■ Dataset rows ■
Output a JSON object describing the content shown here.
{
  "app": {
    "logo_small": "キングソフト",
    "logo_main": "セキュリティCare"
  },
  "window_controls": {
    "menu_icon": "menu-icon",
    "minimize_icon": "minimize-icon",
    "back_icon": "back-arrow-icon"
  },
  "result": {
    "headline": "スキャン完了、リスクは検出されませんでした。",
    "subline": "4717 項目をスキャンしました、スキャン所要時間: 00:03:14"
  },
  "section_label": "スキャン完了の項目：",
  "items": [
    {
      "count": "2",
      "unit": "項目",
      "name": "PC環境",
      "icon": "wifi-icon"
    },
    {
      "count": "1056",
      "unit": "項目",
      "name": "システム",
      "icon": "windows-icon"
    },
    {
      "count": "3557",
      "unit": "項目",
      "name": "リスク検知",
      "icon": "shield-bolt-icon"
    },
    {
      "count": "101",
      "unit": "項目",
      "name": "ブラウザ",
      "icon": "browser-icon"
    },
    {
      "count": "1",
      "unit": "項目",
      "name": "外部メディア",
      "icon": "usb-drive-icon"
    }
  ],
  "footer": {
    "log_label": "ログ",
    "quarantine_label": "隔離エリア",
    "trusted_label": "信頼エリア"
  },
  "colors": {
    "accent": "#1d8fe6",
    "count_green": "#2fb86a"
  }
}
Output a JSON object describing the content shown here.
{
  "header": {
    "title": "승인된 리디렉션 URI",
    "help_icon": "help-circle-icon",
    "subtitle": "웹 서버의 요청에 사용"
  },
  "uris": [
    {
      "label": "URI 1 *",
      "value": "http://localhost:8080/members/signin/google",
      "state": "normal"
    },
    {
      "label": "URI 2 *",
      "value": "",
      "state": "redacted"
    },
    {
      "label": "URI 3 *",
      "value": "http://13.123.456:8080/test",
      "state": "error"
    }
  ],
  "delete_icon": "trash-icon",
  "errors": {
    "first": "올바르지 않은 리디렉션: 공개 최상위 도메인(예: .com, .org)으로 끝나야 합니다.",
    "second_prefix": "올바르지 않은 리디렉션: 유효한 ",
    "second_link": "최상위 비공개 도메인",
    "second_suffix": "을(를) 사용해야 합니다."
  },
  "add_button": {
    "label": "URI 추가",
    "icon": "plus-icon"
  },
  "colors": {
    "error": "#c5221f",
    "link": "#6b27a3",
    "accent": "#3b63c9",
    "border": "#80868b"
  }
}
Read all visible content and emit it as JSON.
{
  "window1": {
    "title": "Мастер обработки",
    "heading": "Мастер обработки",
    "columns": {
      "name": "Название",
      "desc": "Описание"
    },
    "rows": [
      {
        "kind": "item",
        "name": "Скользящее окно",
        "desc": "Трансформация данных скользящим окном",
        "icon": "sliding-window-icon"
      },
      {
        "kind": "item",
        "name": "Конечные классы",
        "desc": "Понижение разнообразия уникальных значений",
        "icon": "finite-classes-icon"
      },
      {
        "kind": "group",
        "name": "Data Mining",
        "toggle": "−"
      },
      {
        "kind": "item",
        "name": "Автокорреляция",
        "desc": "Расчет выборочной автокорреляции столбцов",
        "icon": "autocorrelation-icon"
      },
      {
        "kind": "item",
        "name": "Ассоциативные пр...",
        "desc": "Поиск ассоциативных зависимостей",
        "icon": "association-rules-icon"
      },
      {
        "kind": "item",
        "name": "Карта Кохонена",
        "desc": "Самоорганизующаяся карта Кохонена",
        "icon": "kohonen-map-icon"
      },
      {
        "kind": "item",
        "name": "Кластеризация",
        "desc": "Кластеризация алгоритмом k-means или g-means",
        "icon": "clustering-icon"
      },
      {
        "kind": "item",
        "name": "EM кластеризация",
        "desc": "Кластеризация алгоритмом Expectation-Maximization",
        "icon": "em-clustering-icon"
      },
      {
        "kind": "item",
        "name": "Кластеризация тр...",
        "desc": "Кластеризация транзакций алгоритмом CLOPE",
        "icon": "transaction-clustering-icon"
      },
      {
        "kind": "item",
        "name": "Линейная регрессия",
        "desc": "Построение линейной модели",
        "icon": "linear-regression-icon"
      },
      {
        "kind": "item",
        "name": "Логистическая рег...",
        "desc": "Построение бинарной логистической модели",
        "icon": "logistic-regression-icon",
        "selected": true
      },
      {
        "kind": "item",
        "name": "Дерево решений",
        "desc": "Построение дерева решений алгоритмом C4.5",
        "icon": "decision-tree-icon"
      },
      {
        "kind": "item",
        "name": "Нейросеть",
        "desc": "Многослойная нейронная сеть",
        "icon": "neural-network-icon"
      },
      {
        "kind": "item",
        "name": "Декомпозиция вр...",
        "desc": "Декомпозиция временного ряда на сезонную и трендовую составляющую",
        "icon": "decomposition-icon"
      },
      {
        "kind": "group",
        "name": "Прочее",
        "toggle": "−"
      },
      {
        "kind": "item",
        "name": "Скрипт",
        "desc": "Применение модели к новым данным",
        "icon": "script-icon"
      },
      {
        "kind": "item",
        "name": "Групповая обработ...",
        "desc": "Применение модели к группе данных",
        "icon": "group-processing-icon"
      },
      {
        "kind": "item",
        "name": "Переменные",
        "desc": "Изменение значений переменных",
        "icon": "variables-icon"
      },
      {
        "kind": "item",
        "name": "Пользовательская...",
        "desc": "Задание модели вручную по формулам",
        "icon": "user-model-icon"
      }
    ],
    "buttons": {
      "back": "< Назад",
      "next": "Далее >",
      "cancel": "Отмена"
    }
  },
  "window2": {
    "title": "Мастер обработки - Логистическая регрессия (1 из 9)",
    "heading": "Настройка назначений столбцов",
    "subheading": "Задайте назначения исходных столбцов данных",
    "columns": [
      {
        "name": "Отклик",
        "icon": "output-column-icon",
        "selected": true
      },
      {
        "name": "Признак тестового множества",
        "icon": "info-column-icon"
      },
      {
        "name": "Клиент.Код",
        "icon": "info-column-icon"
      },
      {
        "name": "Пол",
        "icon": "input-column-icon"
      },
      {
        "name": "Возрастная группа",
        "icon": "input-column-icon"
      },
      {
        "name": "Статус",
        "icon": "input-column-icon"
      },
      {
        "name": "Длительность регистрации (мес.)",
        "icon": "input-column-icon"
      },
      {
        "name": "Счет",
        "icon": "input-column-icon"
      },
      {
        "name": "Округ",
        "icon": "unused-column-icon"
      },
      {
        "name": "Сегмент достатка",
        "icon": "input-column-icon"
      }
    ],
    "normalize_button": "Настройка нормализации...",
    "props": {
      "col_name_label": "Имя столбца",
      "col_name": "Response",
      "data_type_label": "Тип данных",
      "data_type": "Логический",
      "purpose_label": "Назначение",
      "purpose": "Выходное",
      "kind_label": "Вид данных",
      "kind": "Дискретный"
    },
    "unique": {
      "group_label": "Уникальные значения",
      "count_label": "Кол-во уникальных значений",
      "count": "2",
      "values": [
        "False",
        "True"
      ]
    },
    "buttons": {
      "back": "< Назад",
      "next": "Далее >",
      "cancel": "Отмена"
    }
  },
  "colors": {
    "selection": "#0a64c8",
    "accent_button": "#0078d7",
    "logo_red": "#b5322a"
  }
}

■ Directions for this task ■
Repeat every line of the records above exactly.

■ Exercise response ■
Output a JSON object describing the content shown here.
{
  "app": {
    "logo_small": "キングソフト",
    "logo_main": "セキュリティCare"
  },
  "window_controls": {
    "menu_icon": "menu-icon",
    "minimize_icon": "minimize-icon",
    "back_icon": "back-arrow-icon"
  },
  "result": {
    "headline": "スキャン完了、リスクは検出されませんでした。",
    "subline": "4717 項目をスキャンしました、スキャン所要時間: 00:03:14"
  },
  "section_label": "スキャン完了の項目：",
  "items": [
    {
      "count": "2",
      "unit": "項目",
      "name": "PC環境",
      "icon": "wifi-icon"
    },
    {
      "count": "1056",
      "unit": "項目",
      "name": "システム",
      "icon": "windows-icon"
    },
    {
      "count": "3557",
      "unit": "項目",
      "name": "リスク検知",
      "icon": "shield-bolt-icon"
    },
    {
      "count": "101",
      "unit": "項目",
      "name": "ブラウザ",
      "icon": "browser-icon"
    },
    {
      "count": "1",
      "unit": "項目",
      "name": "外部メディア",
      "icon": "usb-drive-icon"
    }
  ],
  "footer": {
    "log_label": "ログ",
    "quarantine_label": "隔離エリア",
    "trusted_label": "信頼エリア"
  },
  "colors": {
    "accent": "#1d8fe6",
    "count_green": "#2fb86a"
  }
}
Output a JSON object describing the content shown here.
{
  "header": {
    "title": "승인된 리디렉션 URI",
    "help_icon": "help-circle-icon",
    "subtitle": "웹 서버의 요청에 사용"
  },
  "uris": [
    {
      "label": "URI 1 *",
      "value": "http://localhost:8080/members/signin/google",
      "state": "normal"
    },
    {
      "label": "URI 2 *",
      "value": "",
      "state": "redacted"
    },
    {
      "label": "URI 3 *",
      "value": "http://13.123.456:8080/test",
      "state": "error"
    }
  ],
  "delete_icon": "trash-icon",
  "errors": {
    "first": "올바르지 않은 리디렉션: 공개 최상위 도메인(예: .com, .org)으로 끝나야 합니다.",
    "second_prefix": "올바르지 않은 리디렉션: 유효한 ",
    "second_link": "최상위 비공개 도메인",
    "second_suffix": "을(를) 사용해야 합니다."
  },
  "add_button": {
    "label": "URI 추가",
    "icon": "plus-icon"
  },
  "colors": {
    "error": "#c5221f",
    "link": "#6b27a3",
    "accent": "#3b63c9",
    "border": "#80868b"
  }
}
Read all visible content and emit it as JSON.
{
  "window1": {
    "title": "Мастер обработки",
    "heading": "Мастер обработки",
    "columns": {
      "name": "Название",
      "desc": "Описание"
    },
    "rows": [
      {
        "kind": "item",
        "name": "Скользящее окно",
        "desc": "Трансформация данных скользящим окном",
        "icon": "sliding-window-icon"
      },
      {
        "kind": "item",
        "name": "Конечные классы",
        "desc": "Понижение разнообразия уникальных значений",
        "icon": "finite-classes-icon"
      },
      {
        "kind": "group",
        "name": "Data Mining",
        "toggle": "−"
      },
      {
        "kind": "item",
        "name": "Автокорреляция",
        "desc": "Расчет выборочной автокорреляции столбцов",
        "icon": "autocorrelation-icon"
      },
      {
        "kind": "item",
        "name": "Ассоциативные пр...",
        "desc": "Поиск ассоциативных зависимостей",
        "icon": "association-rules-icon"
      },
      {
        "kind": "item",
        "name": "Карта Кохонена",
        "desc": "Самоорганизующаяся карта Кохонена",
        "icon": "kohonen-map-icon"
      },
      {
        "kind": "item",
        "name": "Кластеризация",
        "desc": "Кластеризация алгоритмом k-means или g-means",
        "icon": "clustering-icon"
      },
      {
        "kind": "item",
        "name": "EM кластеризация",
        "desc": "Кластеризация алгоритмом Expectation-Maximization",
        "icon": "em-clustering-icon"
      },
      {
        "kind": "item",
        "name": "Кластеризация тр...",
        "desc": "Кластеризация транзакций алгоритмом CLOPE",
        "icon": "transaction-clustering-icon"
      },
      {
        "kind": "item",
        "name": "Линейная регрессия",
        "desc": "Построение линейной модели",
        "icon": "linear-regression-icon"
      },
      {
        "kind": "item",
        "name": "Логистическая рег...",
        "desc": "Построение бинарной логистической модели",
        "icon": "logistic-regression-icon",
        "selected": true
      },
      {
        "kind": "item",
        "name": "Дерево решений",
        "desc": "Построение дерева решений алгоритмом C4.5",
        "icon": "decision-tree-icon"
      },
      {
        "kind": "item",
        "name": "Нейросеть",
        "desc": "Многослойная нейронная сеть",
        "icon": "neural-network-icon"
      },
      {
        "kind": "item",
        "name": "Декомпозиция вр...",
        "desc": "Декомпозиция временного ряда на сезонную и трендовую составляющую",
        "icon": "decomposition-icon"
      },
      {
        "kind": "group",
        "name": "Прочее",
        "toggle": "−"
      },
      {
        "kind": "item",
        "name": "Скрипт",
        "desc": "Применение модели к новым данным",
        "icon": "script-icon"
      },
      {
        "kind": "item",
        "name": "Групповая обработ...",
        "desc": "Применение модели к группе данных",
        "icon": "group-processing-icon"
      },
      {
        "kind": "item",
        "name": "Переменные",
        "desc": "Изменение значений переменных",
        "icon": "variables-icon"
      },
      {
        "kind": "item",
        "name": "Пользовательская...",
        "desc": "Задание модели вручную по формулам",
        "icon": "user-model-icon"
      }
    ],
    "buttons": {
      "back": "< Назад",
      "next": "Далее >",
      "cancel": "Отмена"
    }
  },
  "window2": {
    "title": "Мастер обработки - Логистическая регрессия (1 из 9)",
    "heading": "Настройка назначений столбцов",
    "subheading": "Задайте назначения исходных столбцов данных",
    "columns": [
      {
        "name": "Отклик",
        "icon": "output-column-icon",
        "selected": true
      },
      {
        "name": "Признак тестового множества",
        "icon": "info-column-icon"
      },
      {
        "name": "Клиент.Код",
        "icon": "info-column-icon"
      },
      {
        "name": "Пол",
        "icon": "input-column-icon"
      },
      {
        "name": "Возрастная группа",
        "icon": "input-column-icon"
      },
      {
        "name": "Статус",
        "icon": "input-column-icon"
      },
      {
        "name": "Длительность регистрации (мес.)",
        "icon": "input-column-icon"
      },
      {
        "name": "Счет",
        "icon": "input-column-icon"
      },
      {
        "name": "Округ",
        "icon": "unused-column-icon"
      },
      {
        "name": "Сегмент достатка",
        "icon": "input-column-icon"
      }
    ],
    "normalize_button": "Настройка нормализации...",
    "props": {
      "col_name_label": "Имя столбца",
      "col_name": "Response",
      "data_type_label": "Тип данных",
      "data_type": "Логический",
      "purpose_label": "Назначение",
      "purpose": "Выходное",
      "kind_label": "Вид данных",
      "kind": "Дискретный"
    },
    "unique": {
      "group_label": "Уникальные значения",
      "count_label": "Кол-во уникальных значений",
      "count": "2",
      "values": [
        "False",
        "True"
      ]
    },
    "buttons": {
      "back": "< Назад",
      "next": "Далее >",
      "cancel": "Отмена"
    }
  },
  "colors": {
    "selection": "#0a64c8",
    "accent_button": "#0078d7",
    "logo_red": "#b5322a"
  }
}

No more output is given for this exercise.